## Work to do
Separate out the lines that hold "technology".

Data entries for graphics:
■ ■ ■ ■ ■

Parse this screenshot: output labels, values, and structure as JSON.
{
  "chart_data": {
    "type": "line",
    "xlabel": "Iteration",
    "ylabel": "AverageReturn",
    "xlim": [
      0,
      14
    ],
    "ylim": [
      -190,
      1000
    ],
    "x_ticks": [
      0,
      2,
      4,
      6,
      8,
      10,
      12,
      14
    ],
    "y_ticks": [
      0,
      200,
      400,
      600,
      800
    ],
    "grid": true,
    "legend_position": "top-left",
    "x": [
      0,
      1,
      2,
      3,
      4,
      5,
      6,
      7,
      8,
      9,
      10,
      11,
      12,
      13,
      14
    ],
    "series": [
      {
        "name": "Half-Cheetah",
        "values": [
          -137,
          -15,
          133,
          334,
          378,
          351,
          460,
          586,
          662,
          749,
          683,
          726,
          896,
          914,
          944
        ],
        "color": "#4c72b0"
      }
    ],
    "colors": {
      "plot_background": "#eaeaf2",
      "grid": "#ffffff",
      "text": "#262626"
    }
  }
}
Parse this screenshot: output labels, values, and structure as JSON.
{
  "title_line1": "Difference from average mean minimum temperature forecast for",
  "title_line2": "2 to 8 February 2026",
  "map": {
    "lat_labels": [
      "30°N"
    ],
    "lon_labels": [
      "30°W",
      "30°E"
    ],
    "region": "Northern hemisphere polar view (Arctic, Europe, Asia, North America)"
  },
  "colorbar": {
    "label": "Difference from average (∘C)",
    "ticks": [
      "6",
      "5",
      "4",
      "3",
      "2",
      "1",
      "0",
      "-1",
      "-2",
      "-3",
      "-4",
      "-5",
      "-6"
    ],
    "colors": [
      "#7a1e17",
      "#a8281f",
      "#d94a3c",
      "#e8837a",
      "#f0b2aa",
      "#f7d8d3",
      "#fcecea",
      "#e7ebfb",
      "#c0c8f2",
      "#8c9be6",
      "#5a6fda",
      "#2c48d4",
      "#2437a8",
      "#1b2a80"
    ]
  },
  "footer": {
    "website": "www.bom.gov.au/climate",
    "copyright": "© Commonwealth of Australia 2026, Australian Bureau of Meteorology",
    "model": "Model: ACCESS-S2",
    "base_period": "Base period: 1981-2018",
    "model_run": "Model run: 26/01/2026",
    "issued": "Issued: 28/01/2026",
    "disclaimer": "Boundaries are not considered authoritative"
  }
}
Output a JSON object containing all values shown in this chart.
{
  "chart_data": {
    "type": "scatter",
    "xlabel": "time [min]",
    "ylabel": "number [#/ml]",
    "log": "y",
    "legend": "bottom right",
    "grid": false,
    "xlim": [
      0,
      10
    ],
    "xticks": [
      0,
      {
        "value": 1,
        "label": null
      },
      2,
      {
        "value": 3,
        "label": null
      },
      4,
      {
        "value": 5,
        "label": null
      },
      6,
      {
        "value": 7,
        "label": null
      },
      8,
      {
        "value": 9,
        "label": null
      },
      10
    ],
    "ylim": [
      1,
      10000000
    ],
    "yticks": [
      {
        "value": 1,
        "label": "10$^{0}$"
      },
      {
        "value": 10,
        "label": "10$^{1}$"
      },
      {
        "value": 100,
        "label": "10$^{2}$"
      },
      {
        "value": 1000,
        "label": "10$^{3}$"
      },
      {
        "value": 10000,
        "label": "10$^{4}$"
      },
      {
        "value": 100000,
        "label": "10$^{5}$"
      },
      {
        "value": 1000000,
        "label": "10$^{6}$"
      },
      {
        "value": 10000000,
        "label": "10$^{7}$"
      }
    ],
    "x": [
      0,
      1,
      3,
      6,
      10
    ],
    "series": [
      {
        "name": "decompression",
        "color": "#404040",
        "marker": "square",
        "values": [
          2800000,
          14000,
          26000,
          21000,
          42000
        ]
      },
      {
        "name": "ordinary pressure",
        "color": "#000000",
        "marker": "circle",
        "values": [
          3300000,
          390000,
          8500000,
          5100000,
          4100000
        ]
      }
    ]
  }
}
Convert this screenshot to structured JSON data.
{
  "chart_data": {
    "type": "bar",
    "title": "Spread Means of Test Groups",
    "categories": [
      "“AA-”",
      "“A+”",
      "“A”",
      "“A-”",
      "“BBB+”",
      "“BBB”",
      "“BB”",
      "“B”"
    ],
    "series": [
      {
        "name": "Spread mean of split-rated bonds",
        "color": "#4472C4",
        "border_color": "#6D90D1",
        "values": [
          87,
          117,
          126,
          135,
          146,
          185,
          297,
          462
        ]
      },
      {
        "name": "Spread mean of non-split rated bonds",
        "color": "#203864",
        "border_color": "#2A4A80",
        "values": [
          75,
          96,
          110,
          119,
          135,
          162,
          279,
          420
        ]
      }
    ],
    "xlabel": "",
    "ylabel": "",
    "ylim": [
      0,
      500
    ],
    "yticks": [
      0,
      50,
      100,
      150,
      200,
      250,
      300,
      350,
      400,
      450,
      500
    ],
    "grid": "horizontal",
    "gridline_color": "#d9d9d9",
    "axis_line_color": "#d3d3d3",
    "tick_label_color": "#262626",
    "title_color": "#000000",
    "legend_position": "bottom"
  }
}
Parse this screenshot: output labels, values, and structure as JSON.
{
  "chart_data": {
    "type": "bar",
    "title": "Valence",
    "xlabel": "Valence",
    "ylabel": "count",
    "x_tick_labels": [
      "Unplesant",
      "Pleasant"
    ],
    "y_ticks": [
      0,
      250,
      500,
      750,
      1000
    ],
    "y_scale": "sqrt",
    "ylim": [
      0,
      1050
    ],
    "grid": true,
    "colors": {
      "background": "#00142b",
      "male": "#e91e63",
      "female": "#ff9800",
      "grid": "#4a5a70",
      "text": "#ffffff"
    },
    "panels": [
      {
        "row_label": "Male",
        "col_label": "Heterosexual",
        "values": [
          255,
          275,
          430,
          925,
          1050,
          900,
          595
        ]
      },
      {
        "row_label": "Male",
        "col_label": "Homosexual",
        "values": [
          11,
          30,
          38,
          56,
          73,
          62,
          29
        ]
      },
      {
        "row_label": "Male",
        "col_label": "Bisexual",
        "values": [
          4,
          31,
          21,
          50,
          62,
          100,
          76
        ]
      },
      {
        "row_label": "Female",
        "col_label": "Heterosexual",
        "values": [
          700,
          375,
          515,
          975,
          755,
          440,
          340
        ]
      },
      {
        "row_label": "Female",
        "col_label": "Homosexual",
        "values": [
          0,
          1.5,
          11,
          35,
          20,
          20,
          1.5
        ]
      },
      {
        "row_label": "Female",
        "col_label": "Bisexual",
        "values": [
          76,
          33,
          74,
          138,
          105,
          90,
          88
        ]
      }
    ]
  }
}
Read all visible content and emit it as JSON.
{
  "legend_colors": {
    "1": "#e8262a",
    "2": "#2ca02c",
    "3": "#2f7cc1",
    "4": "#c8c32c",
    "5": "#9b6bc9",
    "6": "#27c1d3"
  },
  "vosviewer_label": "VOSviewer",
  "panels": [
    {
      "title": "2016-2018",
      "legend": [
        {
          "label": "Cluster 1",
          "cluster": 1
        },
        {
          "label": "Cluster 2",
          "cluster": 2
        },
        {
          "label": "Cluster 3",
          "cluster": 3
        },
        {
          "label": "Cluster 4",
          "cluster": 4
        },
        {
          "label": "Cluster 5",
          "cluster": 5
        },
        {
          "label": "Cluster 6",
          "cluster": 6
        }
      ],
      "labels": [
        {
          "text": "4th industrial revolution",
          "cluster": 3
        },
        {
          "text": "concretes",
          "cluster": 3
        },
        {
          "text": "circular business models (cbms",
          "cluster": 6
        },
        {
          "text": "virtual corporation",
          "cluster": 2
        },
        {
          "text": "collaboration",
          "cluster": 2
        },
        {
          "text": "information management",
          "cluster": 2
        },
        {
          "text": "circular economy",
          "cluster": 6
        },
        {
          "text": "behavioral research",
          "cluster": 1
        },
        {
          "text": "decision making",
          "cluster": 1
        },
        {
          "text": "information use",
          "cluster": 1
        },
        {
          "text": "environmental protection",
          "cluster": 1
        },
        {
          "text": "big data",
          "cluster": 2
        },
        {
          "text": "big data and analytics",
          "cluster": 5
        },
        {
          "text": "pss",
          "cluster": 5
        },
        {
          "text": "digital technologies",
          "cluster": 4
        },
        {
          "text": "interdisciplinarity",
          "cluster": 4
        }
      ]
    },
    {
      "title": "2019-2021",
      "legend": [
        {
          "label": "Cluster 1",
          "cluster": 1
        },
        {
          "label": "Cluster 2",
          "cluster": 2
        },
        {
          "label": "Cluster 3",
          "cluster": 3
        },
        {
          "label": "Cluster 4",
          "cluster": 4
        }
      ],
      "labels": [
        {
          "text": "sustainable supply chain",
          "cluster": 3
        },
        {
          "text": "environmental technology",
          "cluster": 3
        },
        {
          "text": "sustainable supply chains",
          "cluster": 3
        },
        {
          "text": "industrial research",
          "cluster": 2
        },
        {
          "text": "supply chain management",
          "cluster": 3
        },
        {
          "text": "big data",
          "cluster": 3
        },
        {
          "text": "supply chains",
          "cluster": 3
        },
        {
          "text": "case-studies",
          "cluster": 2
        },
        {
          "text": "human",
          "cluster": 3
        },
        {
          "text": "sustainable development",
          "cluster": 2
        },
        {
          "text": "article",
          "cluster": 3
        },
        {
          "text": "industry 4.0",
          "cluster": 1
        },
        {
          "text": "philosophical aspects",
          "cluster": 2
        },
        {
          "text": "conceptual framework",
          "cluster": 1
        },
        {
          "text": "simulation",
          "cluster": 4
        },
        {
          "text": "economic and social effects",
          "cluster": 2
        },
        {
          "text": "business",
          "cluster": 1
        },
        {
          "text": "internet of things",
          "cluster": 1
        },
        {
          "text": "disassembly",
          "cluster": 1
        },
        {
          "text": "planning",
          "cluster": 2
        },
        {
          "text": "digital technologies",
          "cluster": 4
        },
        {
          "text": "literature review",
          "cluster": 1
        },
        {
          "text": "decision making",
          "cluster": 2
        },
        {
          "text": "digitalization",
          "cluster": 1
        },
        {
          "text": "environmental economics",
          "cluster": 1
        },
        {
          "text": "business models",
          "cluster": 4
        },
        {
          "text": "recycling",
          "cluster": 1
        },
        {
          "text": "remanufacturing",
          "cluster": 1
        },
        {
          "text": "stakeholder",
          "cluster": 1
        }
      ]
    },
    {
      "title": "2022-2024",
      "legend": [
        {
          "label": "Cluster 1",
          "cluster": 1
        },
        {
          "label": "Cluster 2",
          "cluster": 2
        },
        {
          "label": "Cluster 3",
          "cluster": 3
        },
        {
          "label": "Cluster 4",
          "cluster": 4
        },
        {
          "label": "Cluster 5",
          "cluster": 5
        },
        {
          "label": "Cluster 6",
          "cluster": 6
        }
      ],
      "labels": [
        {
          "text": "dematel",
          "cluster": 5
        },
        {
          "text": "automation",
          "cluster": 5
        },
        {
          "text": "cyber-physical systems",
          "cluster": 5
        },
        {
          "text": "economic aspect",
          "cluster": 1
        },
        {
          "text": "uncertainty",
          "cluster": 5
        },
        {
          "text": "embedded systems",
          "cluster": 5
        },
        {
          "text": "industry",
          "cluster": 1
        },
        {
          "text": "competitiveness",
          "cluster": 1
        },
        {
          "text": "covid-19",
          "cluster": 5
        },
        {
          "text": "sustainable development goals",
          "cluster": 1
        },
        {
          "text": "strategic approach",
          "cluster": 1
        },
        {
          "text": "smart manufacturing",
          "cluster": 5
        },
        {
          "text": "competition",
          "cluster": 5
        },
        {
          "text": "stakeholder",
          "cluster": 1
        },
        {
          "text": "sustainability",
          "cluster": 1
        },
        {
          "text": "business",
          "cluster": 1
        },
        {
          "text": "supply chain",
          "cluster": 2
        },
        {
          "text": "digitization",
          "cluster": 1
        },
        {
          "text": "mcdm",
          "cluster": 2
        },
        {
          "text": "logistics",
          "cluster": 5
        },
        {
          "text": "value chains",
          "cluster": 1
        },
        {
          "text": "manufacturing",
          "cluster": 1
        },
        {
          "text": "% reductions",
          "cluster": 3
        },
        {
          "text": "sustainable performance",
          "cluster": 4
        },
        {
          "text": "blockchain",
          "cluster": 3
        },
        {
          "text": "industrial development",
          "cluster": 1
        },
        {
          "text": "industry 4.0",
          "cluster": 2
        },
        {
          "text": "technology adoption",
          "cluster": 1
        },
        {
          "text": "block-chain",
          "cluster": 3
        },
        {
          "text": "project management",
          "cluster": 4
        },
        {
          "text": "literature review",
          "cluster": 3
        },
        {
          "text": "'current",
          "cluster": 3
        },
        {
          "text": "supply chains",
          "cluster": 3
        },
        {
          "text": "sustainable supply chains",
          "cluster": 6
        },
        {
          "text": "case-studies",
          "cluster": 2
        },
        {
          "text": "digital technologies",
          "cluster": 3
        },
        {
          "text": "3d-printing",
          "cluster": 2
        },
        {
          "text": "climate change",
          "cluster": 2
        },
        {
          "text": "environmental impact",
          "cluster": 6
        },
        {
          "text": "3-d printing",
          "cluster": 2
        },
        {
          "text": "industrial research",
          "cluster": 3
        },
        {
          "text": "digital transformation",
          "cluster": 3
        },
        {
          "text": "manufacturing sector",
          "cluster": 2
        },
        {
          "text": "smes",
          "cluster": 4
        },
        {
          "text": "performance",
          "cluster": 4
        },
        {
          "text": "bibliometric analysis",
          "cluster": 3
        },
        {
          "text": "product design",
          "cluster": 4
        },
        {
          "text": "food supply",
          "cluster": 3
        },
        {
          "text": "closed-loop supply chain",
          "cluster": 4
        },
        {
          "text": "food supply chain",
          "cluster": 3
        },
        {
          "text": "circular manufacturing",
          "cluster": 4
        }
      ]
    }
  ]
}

■ ■ ■ ■ ■

## Solved exercise
          "text": "environmental technology",
          "text": "technology adoption",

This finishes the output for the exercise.